## PROBLEM STATEMENT
Present the following data again exactly as it is shown.

## EXTRACTED RECORDS
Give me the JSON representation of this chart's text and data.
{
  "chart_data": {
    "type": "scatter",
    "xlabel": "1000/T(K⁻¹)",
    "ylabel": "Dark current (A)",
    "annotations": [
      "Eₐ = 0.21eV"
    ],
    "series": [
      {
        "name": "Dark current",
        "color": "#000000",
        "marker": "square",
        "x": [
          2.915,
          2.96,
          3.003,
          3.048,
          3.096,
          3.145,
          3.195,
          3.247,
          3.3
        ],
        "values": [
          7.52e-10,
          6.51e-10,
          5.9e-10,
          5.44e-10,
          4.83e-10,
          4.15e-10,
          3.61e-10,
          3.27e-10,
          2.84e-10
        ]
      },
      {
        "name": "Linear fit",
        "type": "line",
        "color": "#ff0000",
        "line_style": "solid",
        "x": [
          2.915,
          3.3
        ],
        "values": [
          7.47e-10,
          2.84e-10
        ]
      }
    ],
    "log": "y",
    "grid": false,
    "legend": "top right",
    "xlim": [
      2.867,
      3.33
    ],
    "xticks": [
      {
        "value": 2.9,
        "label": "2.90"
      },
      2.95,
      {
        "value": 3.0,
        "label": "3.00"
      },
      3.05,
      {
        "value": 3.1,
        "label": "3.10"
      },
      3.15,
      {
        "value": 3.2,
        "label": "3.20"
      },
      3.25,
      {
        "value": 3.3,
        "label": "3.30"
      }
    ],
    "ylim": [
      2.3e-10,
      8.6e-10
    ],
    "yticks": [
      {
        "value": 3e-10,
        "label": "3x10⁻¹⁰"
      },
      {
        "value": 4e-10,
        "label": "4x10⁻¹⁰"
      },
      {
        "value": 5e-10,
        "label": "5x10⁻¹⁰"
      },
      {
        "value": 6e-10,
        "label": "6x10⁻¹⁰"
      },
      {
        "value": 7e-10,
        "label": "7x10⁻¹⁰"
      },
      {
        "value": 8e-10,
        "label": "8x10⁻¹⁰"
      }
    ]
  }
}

## THE SOLUTION
Give me the JSON representation of this chart's text and data.
{
  "chart_data": {
    "type": "scatter",
    "xlabel": "1000/T(K⁻¹)",
    "ylabel": "Dark current (A)",
    "annotations": [
      "Eₐ = 0.21eV"
    ],
    "series": [
      {
        "name": "Dark current",
        "color": "#000000",
        "marker": "square",
        "x": [
          2.915,
          2.96,
          3.003,
          3.048,
          3.096,
          3.145,
          3.195,
          3.247,
          3.3
        ],
        "values": [
          7.52e-10,
          6.51e-10,
          5.9e-10,
          5.44e-10,
          4.83e-10,
          4.15e-10,
          3.61e-10,
          3.27e-10,
          2.84e-10
        ]
      },
      {
        "name": "Linear fit",
        "type": "line",
        "color": "#ff0000",
        "line_style": "solid",
        "x": [
          2.915,
          3.3
        ],
        "values": [
          7.47e-10,
          2.84e-10
        ]
      }
    ],
    "log": "y",
    "grid": false,
    "legend": "top right",
    "xlim": [
      2.867,
      3.33
    ],
    "xticks": [
      {
        "value": 2.9,
        "label": "2.90"
      },
      2.95,
      {
        "value": 3.0,
        "label": "3.00"
      },
      3.05,
      {
        "value": 3.1,
        "label": "3.10"
      },
      3.15,
      {
        "value": 3.2,
        "label": "3.20"
      },
      3.25,
      {
        "value": 3.3,
        "label": "3.30"
      }
    ],
    "ylim": [
      2.3e-10,
      8.6e-10
    ],
    "yticks": [
      {
        "value": 3e-10,
        "label": "3x10⁻¹⁰"
      },
      {
        "value": 4e-10,
        "label": "4x10⁻¹⁰"
      },
      {
        "value": 5e-10,
        "label": "5x10⁻¹⁰"
      },
      {
        "value": 6e-10,
        "label": "6x10⁻¹⁰"
      },
      {
        "value": 7e-10,
        "label": "7x10⁻¹⁰"
      },
      {
        "value": 8e-10,
        "label": "8x10⁻¹⁰"
      }
    ]
  }
}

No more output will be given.